Reproduce every record below exactly as written, leaving out any pictures.

-- start of Data provided --

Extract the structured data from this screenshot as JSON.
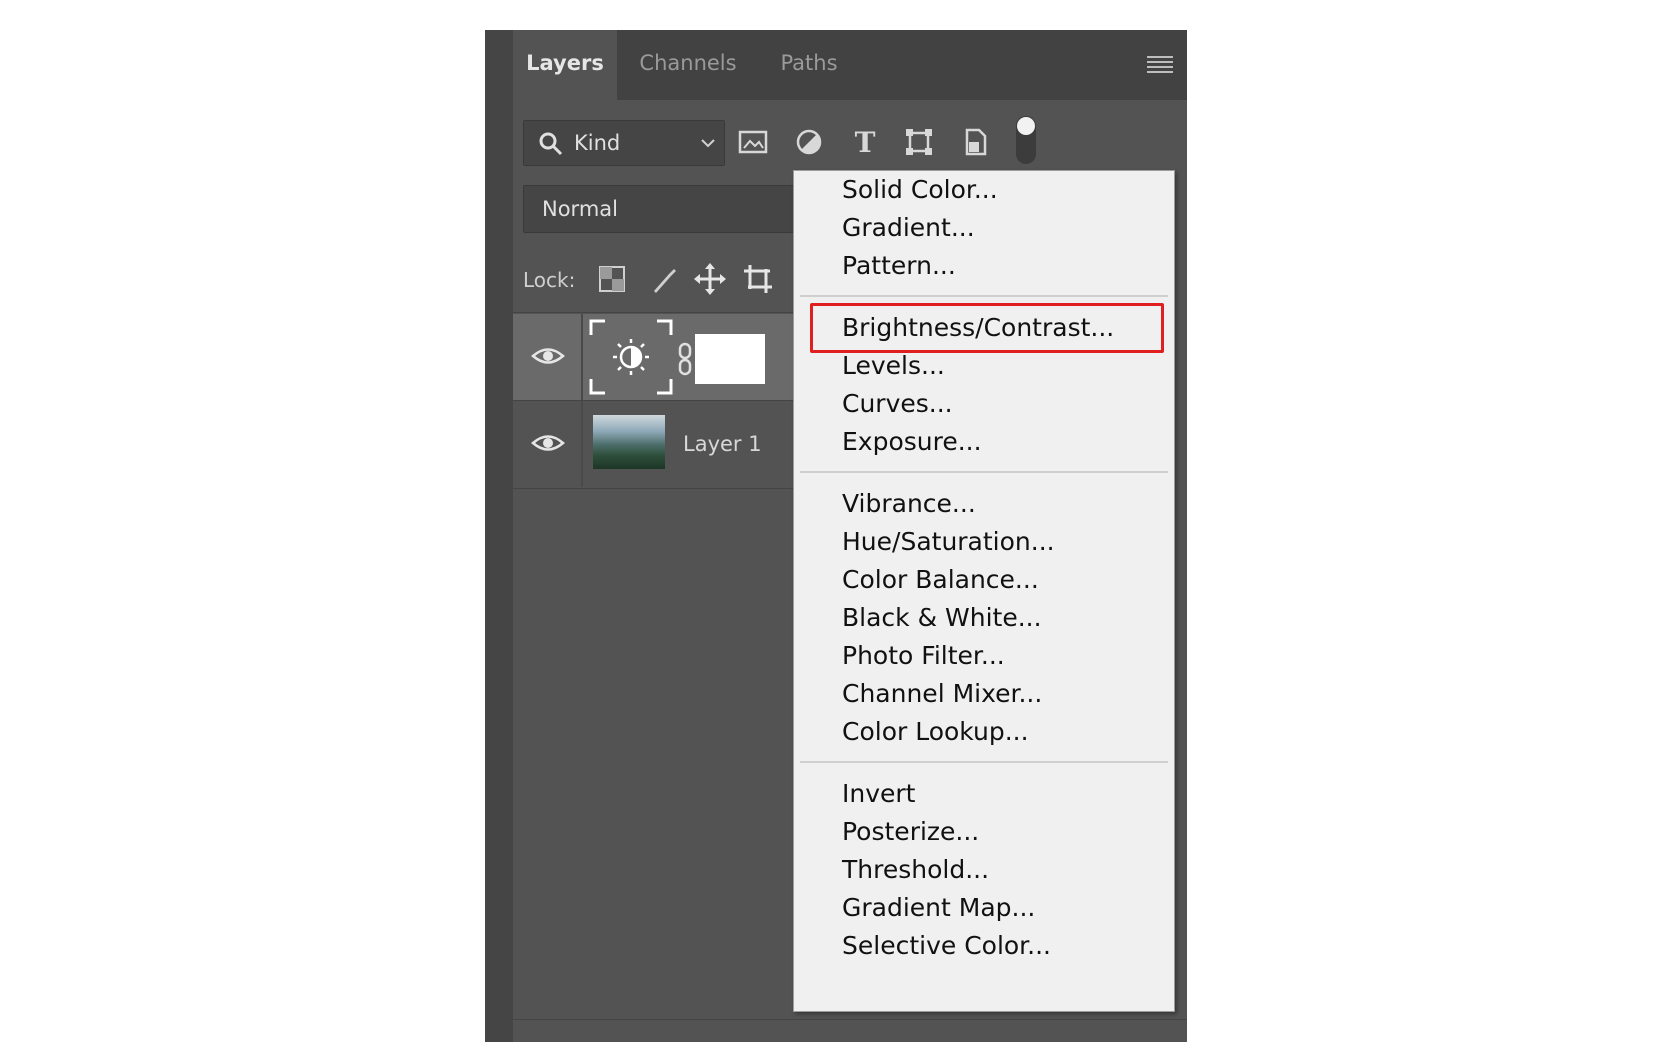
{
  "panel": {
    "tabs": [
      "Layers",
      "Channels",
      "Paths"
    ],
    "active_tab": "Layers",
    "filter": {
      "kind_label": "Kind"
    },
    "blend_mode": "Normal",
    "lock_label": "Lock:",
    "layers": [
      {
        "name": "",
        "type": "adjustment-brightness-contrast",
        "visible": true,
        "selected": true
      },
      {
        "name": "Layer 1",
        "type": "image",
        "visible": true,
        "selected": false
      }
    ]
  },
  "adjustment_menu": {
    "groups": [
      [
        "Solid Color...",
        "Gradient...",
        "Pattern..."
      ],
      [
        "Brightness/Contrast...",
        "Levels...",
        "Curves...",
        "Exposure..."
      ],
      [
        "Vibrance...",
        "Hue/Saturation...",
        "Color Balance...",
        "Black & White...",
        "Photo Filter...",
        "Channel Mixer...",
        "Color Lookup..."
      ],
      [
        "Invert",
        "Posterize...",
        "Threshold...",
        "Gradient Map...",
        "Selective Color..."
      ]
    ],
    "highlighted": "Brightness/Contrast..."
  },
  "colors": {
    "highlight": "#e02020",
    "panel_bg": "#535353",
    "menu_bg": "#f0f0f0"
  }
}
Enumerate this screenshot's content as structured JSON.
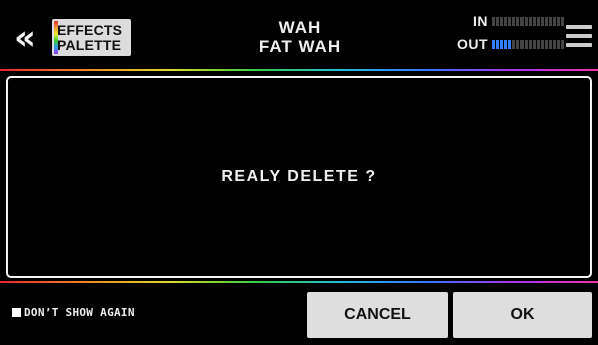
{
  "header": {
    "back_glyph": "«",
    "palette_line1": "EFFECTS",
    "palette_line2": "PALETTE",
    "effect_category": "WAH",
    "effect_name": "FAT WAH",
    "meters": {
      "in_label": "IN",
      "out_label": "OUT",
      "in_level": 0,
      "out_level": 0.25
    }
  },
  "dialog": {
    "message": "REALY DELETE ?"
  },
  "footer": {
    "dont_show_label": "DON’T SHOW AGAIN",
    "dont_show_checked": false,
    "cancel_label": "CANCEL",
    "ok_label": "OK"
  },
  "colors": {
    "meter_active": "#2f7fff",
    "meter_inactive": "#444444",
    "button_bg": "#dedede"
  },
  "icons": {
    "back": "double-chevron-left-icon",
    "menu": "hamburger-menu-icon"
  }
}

-- end of Data provided --

**In response:**
Extract the structured data from this screenshot as JSON.
{
  "panel": {
    "tabs": [
      "Layers",
      "Channels",
      "Paths"
    ],
    "active_tab": "Layers",
    "filter": {
      "kind_label": "Kind"
    },
    "blend_mode": "Normal",
    "lock_label": "Lock:",
    "layers": [
      {
        "name": "",
        "type": "adjustment-brightness-contrast",
        "visible": true,
        "selected": true
      },
      {
        "name": "Layer 1",
        "type": "image",
        "visible": true,
        "selected": false
      }
    ]
  },
  "adjustment_menu": {
    "groups": [
      [
        "Solid Color...",
        "Gradient...",
        "Pattern..."
      ],
      [
        "Brightness/Contrast...",
        "Levels...",
        "Curves...",
        "Exposure..."
      ],
      [
        "Vibrance...",
        "Hue/Saturation...",
        "Color Balance...",
        "Black & White...",
        "Photo Filter...",
        "Channel Mixer...",
        "Color Lookup..."
      ],
      [
        "Invert",
        "Posterize...",
        "Threshold...",
        "Gradient Map...",
        "Selective Color..."
      ]
    ],
    "highlighted": "Brightness/Contrast..."
  },
  "colors": {
    "highlight": "#e02020",
    "panel_bg": "#535353",
    "menu_bg": "#f0f0f0"
  }
}
Enumerate this screenshot's content as structured JSON.
{
  "header": {
    "back_glyph": "«",
    "palette_line1": "EFFECTS",
    "palette_line2": "PALETTE",
    "effect_category": "WAH",
    "effect_name": "FAT WAH",
    "meters": {
      "in_label": "IN",
      "out_label": "OUT",
      "in_level": 0,
      "out_level": 0.25
    }
  },
  "dialog": {
    "message": "REALY DELETE ?"
  },
  "footer": {
    "dont_show_label": "DON’T SHOW AGAIN",
    "dont_show_checked": false,
    "cancel_label": "CANCEL",
    "ok_label": "OK"
  },
  "colors": {
    "meter_active": "#2f7fff",
    "meter_inactive": "#444444",
    "button_bg": "#dedede"
  },
  "icons": {
    "back": "double-chevron-left-icon",
    "menu": "hamburger-menu-icon"
  }
}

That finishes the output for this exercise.